— START DATA SHOWN —

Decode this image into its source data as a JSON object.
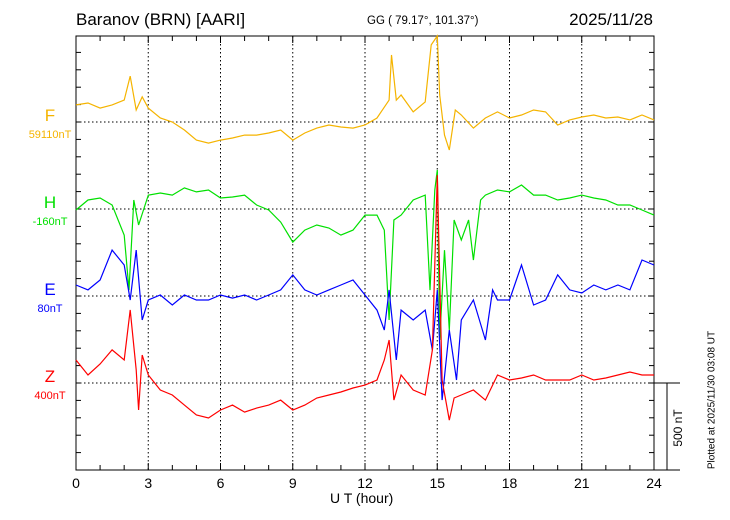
{
  "chart_data": {
    "type": "line",
    "title": "Baranov (BRN)  [AARI]",
    "subtitle": "GG ( 79.17°, 101.37°)",
    "date": "2025/11/28",
    "xlabel": "U T (hour)",
    "xlim": [
      0,
      24
    ],
    "xticks": [
      "0",
      "3",
      "6",
      "9",
      "12",
      "15",
      "18",
      "21",
      "24"
    ],
    "scale_bar_label": "500 nT",
    "footer": "Plotted at 2025/11/30 03:08 UT",
    "grid": "dotted at 3-hour intervals and series baselines",
    "series": [
      {
        "name": "F",
        "baseline_label": "59110nT",
        "color": "#f5b400",
        "x": [
          0,
          0.5,
          1,
          1.5,
          2,
          2.25,
          2.5,
          2.75,
          3,
          3.5,
          4,
          4.5,
          5,
          5.5,
          6,
          6.5,
          7,
          7.5,
          8,
          8.5,
          9,
          9.5,
          10,
          10.5,
          11,
          11.5,
          12,
          12.5,
          13,
          13.1,
          13.3,
          13.5,
          14,
          14.5,
          14.75,
          15,
          15.1,
          15.3,
          15.5,
          15.75,
          16,
          16.5,
          17,
          17.5,
          18,
          18.5,
          19,
          19.5,
          20,
          20.5,
          21,
          21.5,
          22,
          22.5,
          23,
          23.5,
          24
        ],
        "y": [
          98,
          109,
          80,
          98,
          126,
          264,
          69,
          144,
          80,
          23,
          0,
          -46,
          -104,
          -121,
          -104,
          -92,
          -75,
          -75,
          -63,
          -46,
          -104,
          -63,
          -35,
          -17,
          -29,
          -35,
          -17,
          23,
          126,
          385,
          126,
          155,
          58,
          115,
          443,
          494,
          155,
          -75,
          -161,
          69,
          40,
          -35,
          23,
          58,
          23,
          40,
          69,
          58,
          -17,
          12,
          29,
          40,
          23,
          29,
          12,
          40,
          12
        ]
      },
      {
        "name": "H",
        "baseline_label": "-160nT",
        "color": "#00e000",
        "x": [
          0,
          0.5,
          1,
          1.5,
          2,
          2.2,
          2.4,
          2.6,
          3,
          3.5,
          4,
          4.5,
          5,
          5.5,
          6,
          6.5,
          7,
          7.5,
          8,
          8.5,
          9,
          9.5,
          10,
          10.5,
          11,
          11.5,
          12,
          12.5,
          12.8,
          13,
          13.2,
          13.5,
          14,
          14.5,
          14.7,
          14.9,
          15,
          15.1,
          15.3,
          15.5,
          15.7,
          16,
          16.3,
          16.5,
          16.8,
          17,
          17.5,
          18,
          18.5,
          19,
          19.5,
          20,
          20.5,
          21,
          21.5,
          22,
          22.5,
          23,
          23.5,
          24
        ],
        "y": [
          -6,
          52,
          63,
          23,
          -150,
          -466,
          52,
          -92,
          80,
          92,
          80,
          121,
          98,
          109,
          63,
          69,
          80,
          23,
          -6,
          -75,
          -190,
          -121,
          -92,
          -109,
          -150,
          -121,
          -35,
          -35,
          -121,
          -638,
          -63,
          -35,
          52,
          80,
          -466,
          109,
          224,
          -753,
          -236,
          -696,
          -63,
          -178,
          -63,
          -293,
          52,
          80,
          109,
          98,
          138,
          80,
          80,
          52,
          63,
          80,
          63,
          52,
          23,
          23,
          -6,
          -35
        ]
      },
      {
        "name": "E",
        "baseline_label": "80nT",
        "color": "#0000ff",
        "x": [
          0,
          0.5,
          1,
          1.5,
          2,
          2.25,
          2.5,
          2.75,
          3,
          3.5,
          4,
          4.5,
          5,
          5.5,
          6,
          6.5,
          7,
          7.5,
          8,
          8.5,
          9,
          9.5,
          10,
          10.5,
          11,
          11.5,
          12,
          12.5,
          12.8,
          13,
          13.3,
          13.5,
          14,
          14.5,
          14.8,
          15,
          15.2,
          15.5,
          15.8,
          16,
          16.5,
          17,
          17.3,
          17.5,
          18,
          18.5,
          19,
          19.5,
          20,
          20.5,
          21,
          21.5,
          22,
          22.5,
          23,
          23.5,
          24
        ],
        "y": [
          63,
          35,
          92,
          264,
          178,
          -23,
          264,
          -138,
          -23,
          6,
          -52,
          6,
          -23,
          -23,
          6,
          -12,
          6,
          -23,
          6,
          35,
          121,
          35,
          6,
          35,
          63,
          92,
          6,
          -81,
          -196,
          35,
          -368,
          -81,
          -138,
          -81,
          -311,
          35,
          -598,
          -196,
          -483,
          -138,
          -23,
          -253,
          35,
          -23,
          -23,
          178,
          -52,
          -23,
          121,
          35,
          17,
          63,
          35,
          63,
          35,
          207,
          178
        ]
      },
      {
        "name": "Z",
        "baseline_label": "400nT",
        "color": "#ff0000",
        "x": [
          0,
          0.5,
          1,
          1.5,
          2,
          2.25,
          2.5,
          2.6,
          2.75,
          3,
          3.5,
          4,
          4.5,
          5,
          5.5,
          6,
          6.5,
          7,
          7.5,
          8,
          8.5,
          9,
          9.5,
          10,
          10.5,
          11,
          11.5,
          12,
          12.5,
          12.8,
          13,
          13.2,
          13.5,
          14,
          14.5,
          14.8,
          15,
          15.2,
          15.5,
          15.7,
          16,
          16.5,
          17,
          17.3,
          17.5,
          18,
          18.5,
          19,
          19.5,
          20,
          20.5,
          21,
          21.5,
          22,
          22.5,
          23,
          23.5,
          24
        ],
        "y": [
          132,
          46,
          109,
          190,
          132,
          420,
          75,
          -155,
          161,
          46,
          -40,
          -69,
          -127,
          -184,
          -201,
          -155,
          -127,
          -167,
          -144,
          -127,
          -98,
          -155,
          -127,
          -86,
          -69,
          -52,
          -29,
          -12,
          17,
          132,
          247,
          -98,
          46,
          -40,
          -69,
          190,
          1195,
          17,
          -213,
          -86,
          -69,
          -40,
          -98,
          -12,
          46,
          17,
          29,
          46,
          17,
          17,
          17,
          46,
          17,
          29,
          46,
          63,
          46,
          46
        ]
      }
    ]
  }
}
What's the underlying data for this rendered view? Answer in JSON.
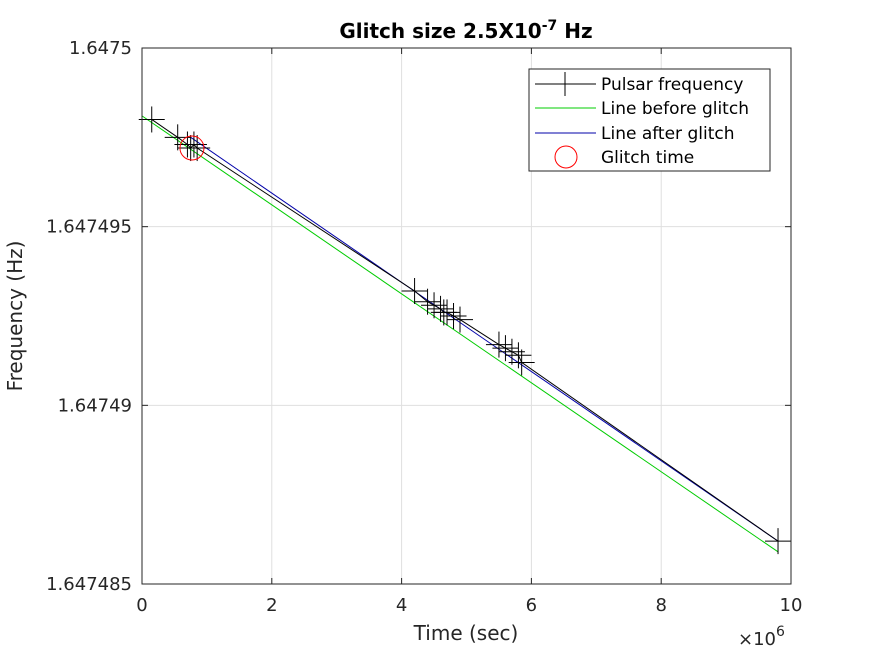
{
  "chart_data": {
    "type": "scatter",
    "title": {
      "main": "Glitch size 2.5X10",
      "superscript": "-7",
      "unit": " Hz"
    },
    "xlabel": "Time (sec)",
    "ylabel": "Frequency (Hz)",
    "x_exponent": {
      "base": "×10",
      "power": "6"
    },
    "xlim": [
      0,
      10
    ],
    "ylim": [
      1.647485,
      1.6475
    ],
    "x_ticks": [
      0,
      2,
      4,
      6,
      8,
      10
    ],
    "x_tick_labels": [
      "0",
      "2",
      "4",
      "6",
      "8",
      "10"
    ],
    "y_ticks": [
      1.647485,
      1.64749,
      1.647495,
      1.6475
    ],
    "y_tick_labels": [
      "1.647485",
      "1.64749",
      "1.647495",
      "1.6475"
    ],
    "grid": true,
    "legend_position": "top-right",
    "series": [
      {
        "name": "Pulsar frequency",
        "kind": "markers",
        "marker": "plus",
        "color": "#000000",
        "x": [
          0.15,
          0.55,
          0.7,
          0.75,
          0.8,
          0.85,
          4.2,
          4.4,
          4.5,
          4.6,
          4.65,
          4.7,
          4.8,
          4.9,
          5.5,
          5.6,
          5.7,
          5.8,
          5.85,
          9.8
        ],
        "y": [
          1.647498,
          1.6474975,
          1.6474973,
          1.6474972,
          1.6474973,
          1.6474972,
          1.6474932,
          1.6474929,
          1.6474928,
          1.6474927,
          1.6474926,
          1.6474926,
          1.6474925,
          1.6474924,
          1.6474917,
          1.6474916,
          1.6474915,
          1.6474914,
          1.6474912,
          1.6474862
        ]
      },
      {
        "name": "Line before glitch",
        "kind": "line",
        "color": "#00cc00",
        "x": [
          0,
          9.8
        ],
        "y": [
          1.6474981,
          1.6474859
        ]
      },
      {
        "name": "Line after glitch",
        "kind": "line",
        "color": "#0000aa",
        "x": [
          0.75,
          9.8
        ],
        "y": [
          1.6474975,
          1.6474862
        ]
      },
      {
        "name": "Glitch time",
        "kind": "marker",
        "marker": "circle",
        "color": "#ff0000",
        "x": [
          0.77
        ],
        "y": [
          1.6474972
        ]
      }
    ]
  }
}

— END DATA SHOWN —

(WHAT IS NEEDED): Copy all lines from the material that contain "JSON".

(WRITTEN ANSWER):
Decode this image into its source data as a JSON object.
What's the underlying data for this rendered view? Answer in JSON.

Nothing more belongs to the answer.